In the listing below, find every line with the string "frac" and pull it out.

__RECORDS FOR PROCESSING__.
--- START ---

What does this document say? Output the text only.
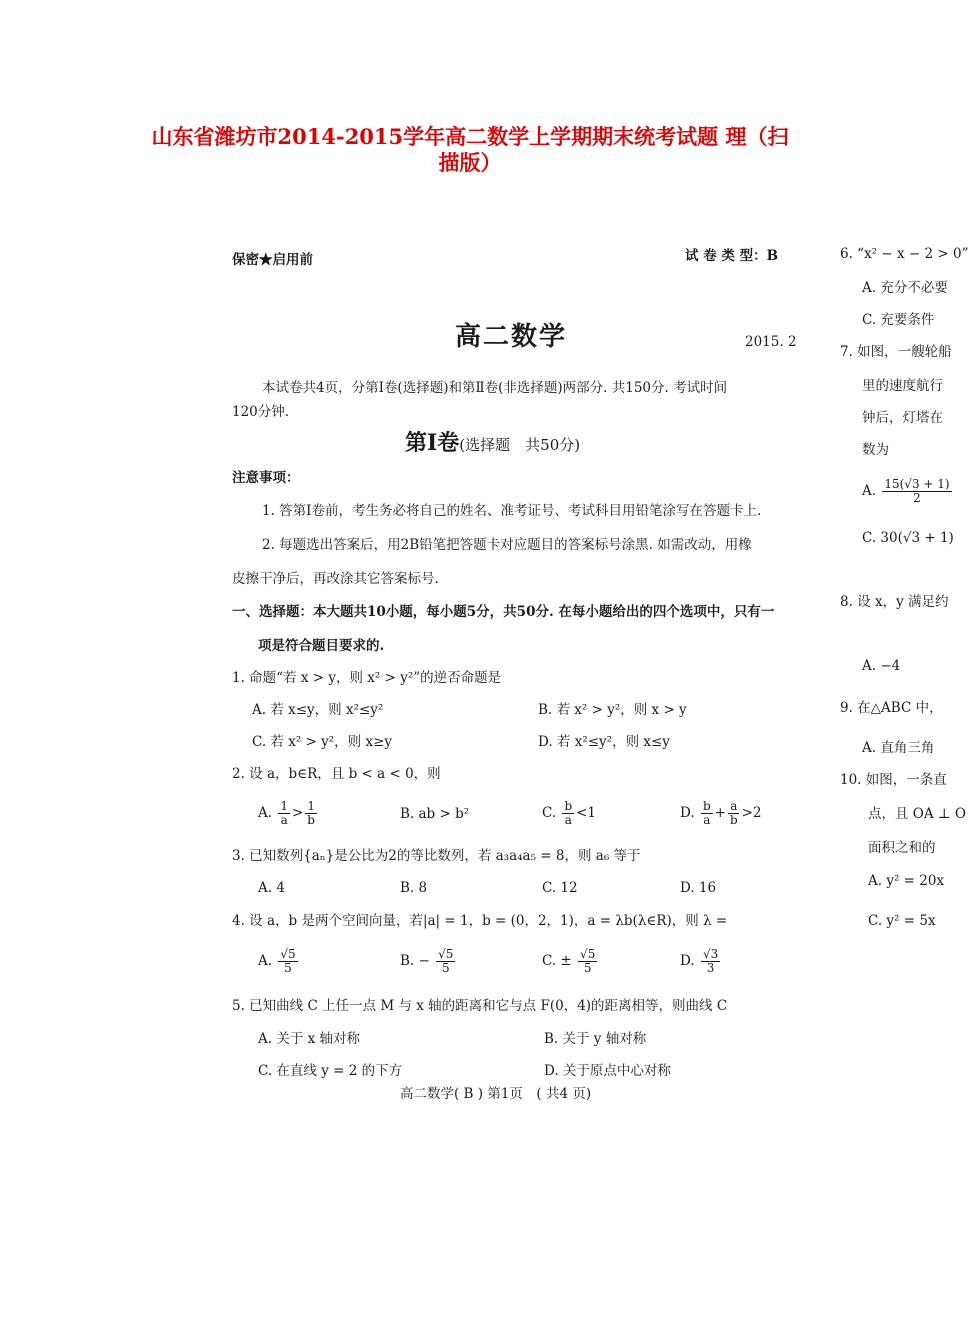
山东省潍坊市2014-2015学年高二数学上学期期末统考试题 理（扫
描版）
保密★启用前	试 卷 类 型：B
高二数学	2015. 2
本试卷共4页，分第Ⅰ卷(选择题)和第Ⅱ卷(非选择题)两部分. 共150分. 考试时间
120分钟.
第Ⅰ卷(选择题　共50分)
注意事项：
1. 答第Ⅰ卷前，考生务必将自己的姓名、准考证号、考试科目用铅笔涂写在答题卡上.
2. 每题选出答案后，用2B铅笔把答题卡对应题目的答案标号涂黑. 如需改动，用橡
皮擦干净后，再改涂其它答案标号.
一、选择题：本大题共10小题，每小题5分，共50分. 在每小题给出的四个选项中，只有一
项是符合题目要求的.
1. 命题“若 x > y，则 x² > y²”的逆否命题是
A. 若 x≤y，则 x²≤y²	B. 若 x² > y²，则 x > y
C. 若 x² > y²，则 x≥y	D. 若 x²≤y²，则 x≤y
2. 设 a，b∈R，且 b < a < 0，则
A. $\frac{1}{a} > \frac{1}{b}$	B. ab > b²	C. $\frac{b}{a} <1$	D. $\frac{b}{a} + \frac{a}{b} >2$
3. 已知数列{aₙ}是公比为2的等比数列，若 a₃a₄a₅ = 8，则 a₆ 等于
A. 4	B. 8	C. 12	D. 16
4. 设 a，b 是两个空间向量，若|a| = 1，b = (0，2，1)，a = λb(λ∈R)，则 λ =
A. $\frac{√5}{5}$	B. − $\frac{√5}{5}$	C. ± $\frac{√5}{5}$	D. $\frac{√3}{3}$
5. 已知曲线 C 上任一点 M 与 x 轴的距离和它与点 F(0，4)的距离相等，则曲线 C
A. 关于 x 轴对称	B. 关于 y 轴对称
C. 在直线 y = 2 的下方	D. 关于原点中心对称
高二数学( B ) 第1页　( 共4 页)
6. “x² − x − 2 > 0”
A. 充分不必要
C. 充要条件
7. 如图，一艘轮船
里的速度航行
钟后，灯塔在
数为
A. $\frac{15(√3 + 1)}{2}$
C. 30(√3 + 1)
8. 设 x，y 满足约
A. −4
9. 在△ABC 中，
A. 直角三角
10. 如图，一条直
点，且 OA ⊥ O
面积之和的
A. y² = 20x
C. y² = 5x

--- END ---

__COMPLETE OUTPUT__.
A. $\frac{1}{a} > \frac{1}{b}$	B. ab > b²	C. $\frac{b}{a} <1$	D. $\frac{b}{a} + \frac{a}{b} >2$
A. $\frac{√5}{5}$	B. − $\frac{√5}{5}$	C. ± $\frac{√5}{5}$	D. $\frac{√3}{3}$
A. $\frac{15(√3 + 1)}{2}$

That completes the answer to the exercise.